=== Prompt ===
Search the material and gather each line with "Flow" in it.

----- Exercise input -----

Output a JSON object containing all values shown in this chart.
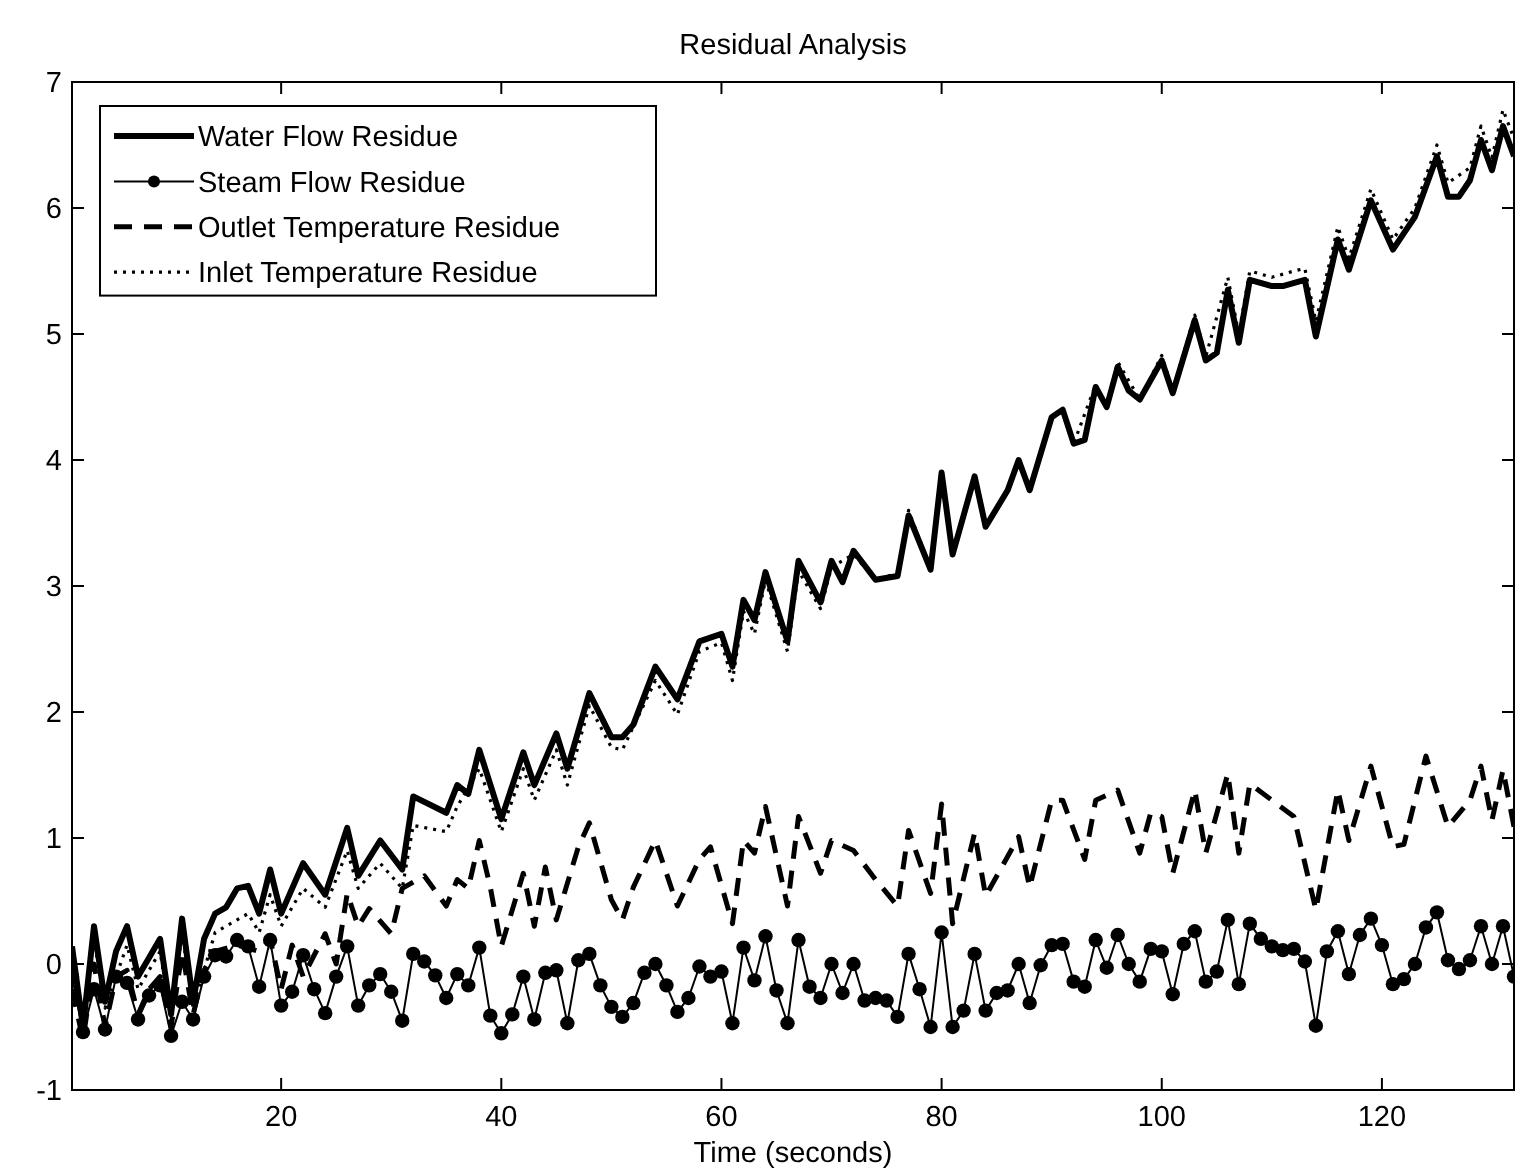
{
  "chart_data": {
    "type": "line",
    "title": "Residual Analysis",
    "xlabel": "Time (seconds)",
    "xlim": [
      1,
      132
    ],
    "xticks": [
      20,
      40,
      60,
      80,
      100,
      120
    ],
    "ylim": [
      -1,
      7
    ],
    "yticks": [
      -1,
      0,
      1,
      2,
      3,
      4,
      5,
      6,
      7
    ],
    "grid": false,
    "legend": "top left",
    "series": [
      {
        "name": "Water Flow Residue",
        "color": "#000000",
        "line_style": "solid",
        "marker": "none",
        "x": [
          1,
          2,
          3,
          4,
          5,
          6,
          7,
          8,
          9,
          10,
          11,
          12,
          13,
          14,
          15,
          16,
          17,
          18,
          19,
          20,
          22,
          24,
          26,
          27,
          29,
          31,
          32,
          35,
          36,
          37,
          38,
          40,
          42,
          43,
          45,
          46,
          48,
          50,
          51,
          52,
          54,
          56,
          58,
          60,
          61,
          62,
          63,
          64,
          66,
          67,
          69,
          70,
          71,
          72,
          74,
          76,
          77,
          79,
          80,
          81,
          83,
          84,
          86,
          87,
          88,
          90,
          91,
          92,
          93,
          94,
          95,
          96,
          97,
          98,
          100,
          101,
          103,
          104,
          105,
          106,
          107,
          108,
          110,
          111,
          113,
          114,
          116,
          117,
          119,
          121,
          122,
          123,
          125,
          126,
          127,
          128,
          129,
          130,
          131,
          132
        ],
        "values": [
          0.14,
          -0.5,
          0.3,
          -0.3,
          0.1,
          0.3,
          -0.1,
          0.05,
          0.2,
          -0.4,
          0.36,
          -0.3,
          0.2,
          0.4,
          0.45,
          0.6,
          0.62,
          0.4,
          0.75,
          0.4,
          0.8,
          0.55,
          1.08,
          0.7,
          0.98,
          0.75,
          1.33,
          1.2,
          1.42,
          1.35,
          1.7,
          1.15,
          1.68,
          1.42,
          1.83,
          1.55,
          2.15,
          1.8,
          1.8,
          1.9,
          2.36,
          2.1,
          2.56,
          2.62,
          2.36,
          2.89,
          2.73,
          3.11,
          2.56,
          3.2,
          2.87,
          3.2,
          3.03,
          3.28,
          3.05,
          3.08,
          3.56,
          3.13,
          3.9,
          3.25,
          3.87,
          3.47,
          3.76,
          4.0,
          3.76,
          4.34,
          4.4,
          4.13,
          4.16,
          4.58,
          4.42,
          4.74,
          4.55,
          4.48,
          4.79,
          4.53,
          5.11,
          4.79,
          4.85,
          5.35,
          4.93,
          5.43,
          5.38,
          5.38,
          5.43,
          4.98,
          5.75,
          5.51,
          6.06,
          5.67,
          5.8,
          5.93,
          6.41,
          6.09,
          6.09,
          6.22,
          6.54,
          6.3,
          6.65,
          6.41
        ]
      },
      {
        "name": "Steam Flow Residue",
        "color": "#000000",
        "line_style": "solid",
        "marker": "circle",
        "x": [
          1,
          2,
          3,
          4,
          5,
          6,
          7,
          8,
          9,
          10,
          11,
          12,
          13,
          14,
          15,
          16,
          17,
          18,
          19,
          20,
          21,
          22,
          23,
          24,
          25,
          26,
          27,
          28,
          29,
          30,
          31,
          32,
          33,
          34,
          35,
          36,
          37,
          38,
          39,
          40,
          41,
          42,
          43,
          44,
          45,
          46,
          47,
          48,
          49,
          50,
          51,
          52,
          53,
          54,
          55,
          56,
          57,
          58,
          59,
          60,
          61,
          62,
          63,
          64,
          65,
          66,
          67,
          68,
          69,
          70,
          71,
          72,
          73,
          74,
          75,
          76,
          77,
          78,
          79,
          80,
          81,
          82,
          83,
          84,
          85,
          86,
          87,
          88,
          89,
          90,
          91,
          92,
          93,
          94,
          95,
          96,
          97,
          98,
          99,
          100,
          101,
          102,
          103,
          104,
          105,
          106,
          107,
          108,
          109,
          110,
          111,
          112,
          113,
          114,
          115,
          116,
          117,
          118,
          119,
          120,
          121,
          122,
          123,
          124,
          125,
          126,
          127,
          128,
          129,
          130,
          131,
          132
        ],
        "values": [
          -0.1,
          -0.54,
          -0.2,
          -0.52,
          -0.1,
          -0.15,
          -0.44,
          -0.25,
          -0.17,
          -0.57,
          -0.3,
          -0.44,
          -0.1,
          0.07,
          0.06,
          0.19,
          0.14,
          -0.18,
          0.19,
          -0.33,
          -0.22,
          0.07,
          -0.2,
          -0.39,
          -0.1,
          0.14,
          -0.33,
          -0.17,
          -0.08,
          -0.22,
          -0.45,
          0.08,
          0.02,
          -0.09,
          -0.27,
          -0.08,
          -0.17,
          0.13,
          -0.41,
          -0.55,
          -0.4,
          -0.1,
          -0.44,
          -0.07,
          -0.05,
          -0.47,
          0.03,
          0.08,
          -0.17,
          -0.34,
          -0.42,
          -0.31,
          -0.07,
          0.0,
          -0.17,
          -0.38,
          -0.27,
          -0.02,
          -0.1,
          -0.06,
          -0.47,
          0.13,
          -0.13,
          0.22,
          -0.21,
          -0.47,
          0.19,
          -0.18,
          -0.27,
          0.0,
          -0.23,
          0.0,
          -0.29,
          -0.27,
          -0.29,
          -0.42,
          0.08,
          -0.2,
          -0.5,
          0.25,
          -0.5,
          -0.37,
          0.08,
          -0.37,
          -0.23,
          -0.21,
          0.0,
          -0.31,
          -0.01,
          0.15,
          0.16,
          -0.14,
          -0.18,
          0.19,
          -0.03,
          0.23,
          0.0,
          -0.14,
          0.12,
          0.1,
          -0.24,
          0.16,
          0.26,
          -0.14,
          -0.06,
          0.35,
          -0.16,
          0.32,
          0.2,
          0.14,
          0.11,
          0.12,
          0.02,
          -0.49,
          0.1,
          0.26,
          -0.08,
          0.23,
          0.36,
          0.15,
          -0.16,
          -0.12,
          0.0,
          0.29,
          0.41,
          0.03,
          -0.04,
          0.03,
          0.3,
          0.0,
          0.3,
          -0.1
        ]
      },
      {
        "name": "Outlet Temperature Residue",
        "color": "#000000",
        "line_style": "dashed",
        "marker": "none",
        "x": [
          1,
          2,
          3,
          4,
          5,
          6,
          7,
          8,
          9,
          10,
          11,
          12,
          13,
          14,
          16,
          18,
          19,
          20,
          21,
          22,
          24,
          25,
          26,
          27,
          28,
          30,
          31,
          33,
          35,
          36,
          37,
          38,
          39,
          40,
          42,
          43,
          44,
          45,
          47,
          48,
          50,
          51,
          52,
          54,
          56,
          58,
          59,
          61,
          62,
          63,
          64,
          66,
          67,
          69,
          70,
          72,
          74,
          76,
          77,
          79,
          80,
          81,
          83,
          84,
          87,
          88,
          90,
          91,
          93,
          94,
          96,
          98,
          99,
          100,
          101,
          103,
          104,
          106,
          107,
          108,
          112,
          114,
          116,
          117,
          119,
          121,
          122,
          124,
          126,
          128,
          129,
          130,
          131,
          132
        ],
        "values": [
          -0.2,
          -0.6,
          0.0,
          -0.5,
          -0.1,
          -0.05,
          -0.4,
          -0.2,
          -0.1,
          -0.5,
          0.1,
          -0.4,
          -0.05,
          0.1,
          0.15,
          0.1,
          0.2,
          -0.2,
          0.15,
          -0.1,
          0.24,
          0.0,
          0.56,
          0.3,
          0.44,
          0.24,
          0.6,
          0.7,
          0.46,
          0.67,
          0.6,
          0.98,
          0.61,
          0.14,
          0.72,
          0.3,
          0.77,
          0.35,
          0.93,
          1.12,
          0.51,
          0.35,
          0.61,
          0.98,
          0.46,
          0.83,
          0.93,
          0.32,
          0.98,
          0.88,
          1.25,
          0.46,
          1.17,
          0.72,
          0.98,
          0.9,
          0.67,
          0.46,
          1.06,
          0.56,
          1.27,
          0.32,
          1.04,
          0.54,
          1.01,
          0.61,
          1.3,
          1.3,
          0.83,
          1.3,
          1.38,
          0.88,
          1.2,
          1.17,
          0.72,
          1.38,
          0.88,
          1.51,
          0.88,
          1.43,
          1.17,
          0.43,
          1.38,
          0.98,
          1.57,
          0.93,
          0.95,
          1.65,
          1.09,
          1.3,
          1.57,
          1.14,
          1.54,
          1.09
        ]
      },
      {
        "name": "Inlet Temperature Residue",
        "color": "#000000",
        "line_style": "dotted",
        "marker": "none",
        "x": [
          1,
          2,
          3,
          4,
          6,
          7,
          9,
          10,
          11,
          12,
          14,
          16,
          17,
          18,
          19,
          20,
          22,
          24,
          26,
          27,
          29,
          31,
          32,
          35,
          36,
          38,
          40,
          42,
          43,
          45,
          46,
          48,
          50,
          51,
          54,
          56,
          58,
          60,
          61,
          62,
          63,
          64,
          66,
          67,
          69,
          70,
          72,
          74,
          76,
          77,
          79,
          80,
          81,
          83,
          84,
          86,
          87,
          88,
          90,
          91,
          92,
          94,
          95,
          96,
          98,
          100,
          101,
          103,
          104,
          106,
          107,
          108,
          110,
          112,
          113,
          114,
          116,
          117,
          119,
          121,
          123,
          125,
          126,
          128,
          129,
          130,
          131,
          132
        ],
        "values": [
          0.0,
          -0.4,
          0.2,
          -0.35,
          0.15,
          -0.2,
          0.1,
          -0.45,
          0.25,
          -0.35,
          0.25,
          0.35,
          0.4,
          0.25,
          0.55,
          0.3,
          0.6,
          0.45,
          0.9,
          0.6,
          0.8,
          0.6,
          1.1,
          1.05,
          1.25,
          1.55,
          1.05,
          1.55,
          1.3,
          1.7,
          1.42,
          2.05,
          1.72,
          1.7,
          2.25,
          1.98,
          2.48,
          2.55,
          2.25,
          2.8,
          2.62,
          3.05,
          2.48,
          3.12,
          2.82,
          3.15,
          3.25,
          3.05,
          3.1,
          3.6,
          3.13,
          3.9,
          3.25,
          3.87,
          3.47,
          3.76,
          4.0,
          3.76,
          4.34,
          4.4,
          4.13,
          4.6,
          4.42,
          4.78,
          4.48,
          4.83,
          4.55,
          5.15,
          4.82,
          5.45,
          5.0,
          5.5,
          5.45,
          5.5,
          5.52,
          5.1,
          5.85,
          5.6,
          6.15,
          5.75,
          6.0,
          6.5,
          6.2,
          6.32,
          6.65,
          6.4,
          6.78,
          6.55
        ]
      }
    ]
  }
}
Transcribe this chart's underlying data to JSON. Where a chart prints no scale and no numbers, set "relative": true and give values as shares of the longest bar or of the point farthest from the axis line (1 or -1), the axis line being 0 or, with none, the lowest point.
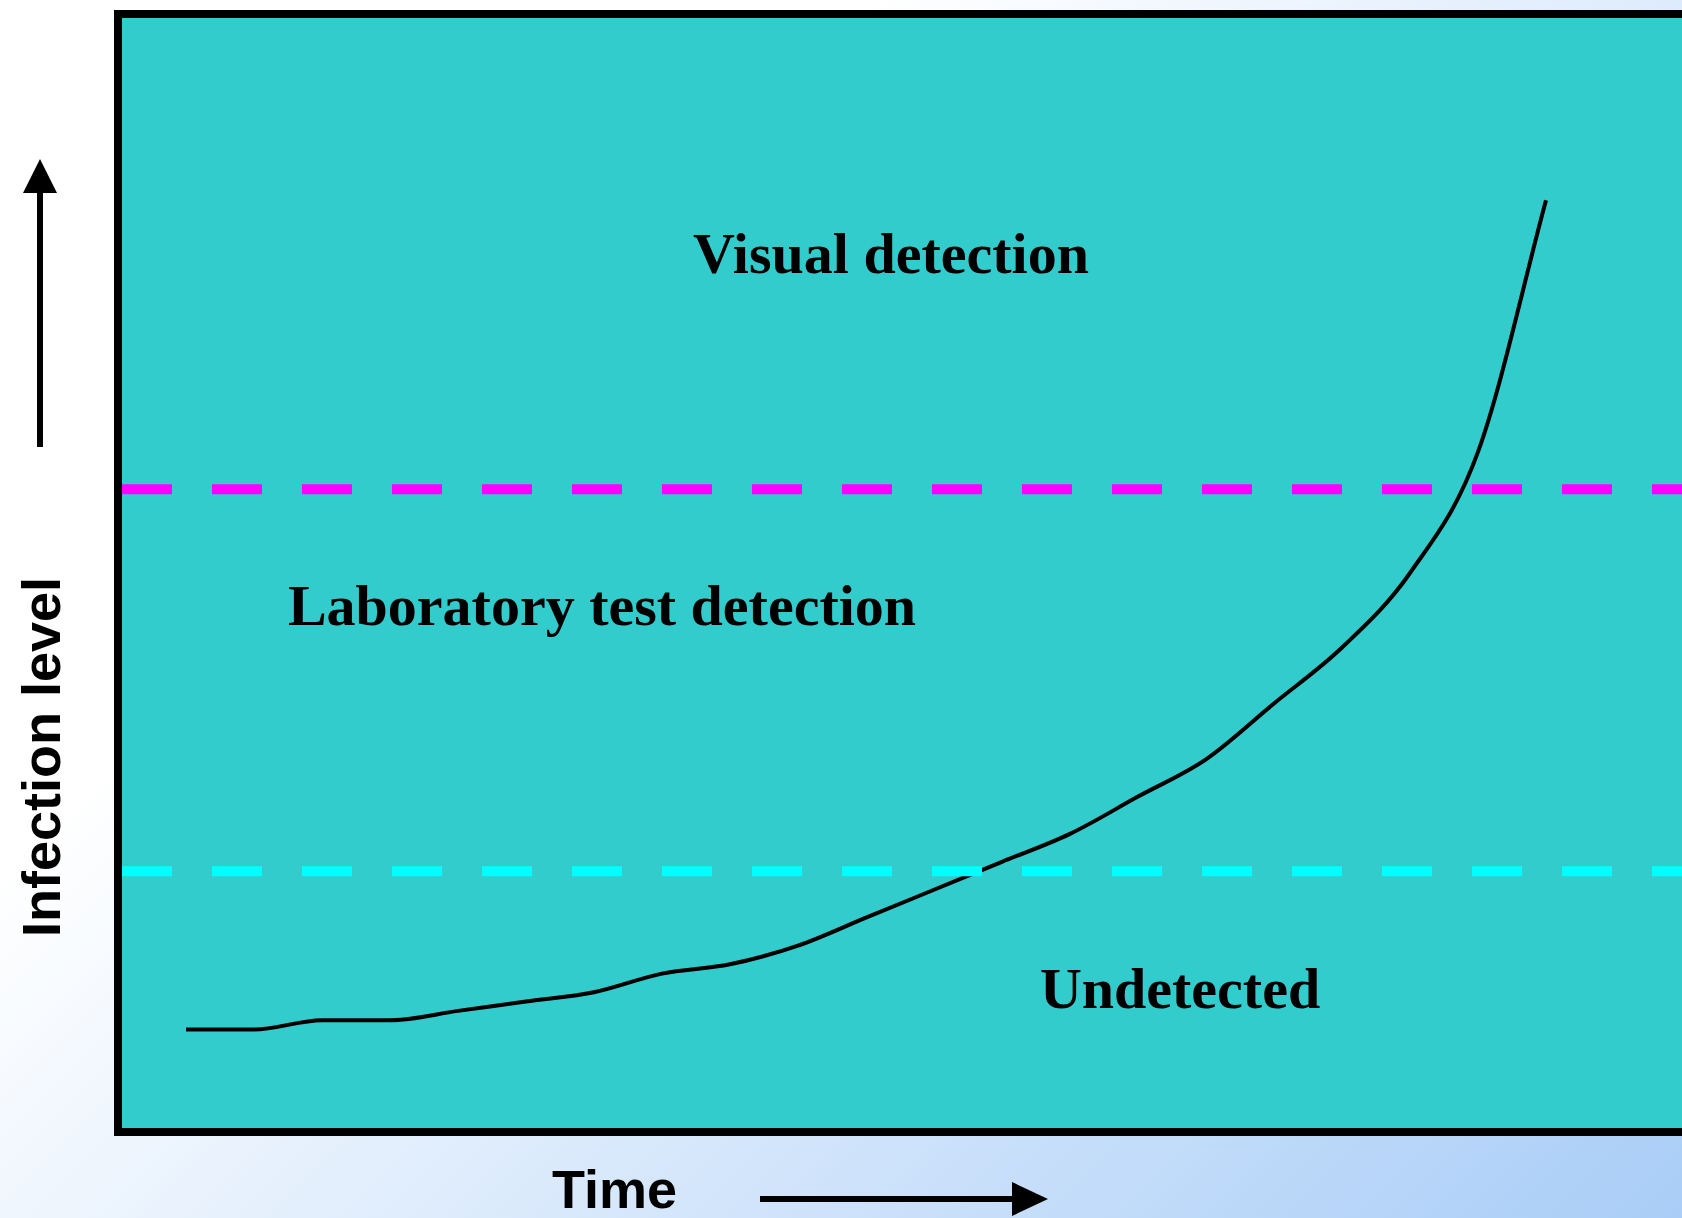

-----

=== Solution ===
        "name": "Water Flow Residue",
        "name": "Steam Flow Residue",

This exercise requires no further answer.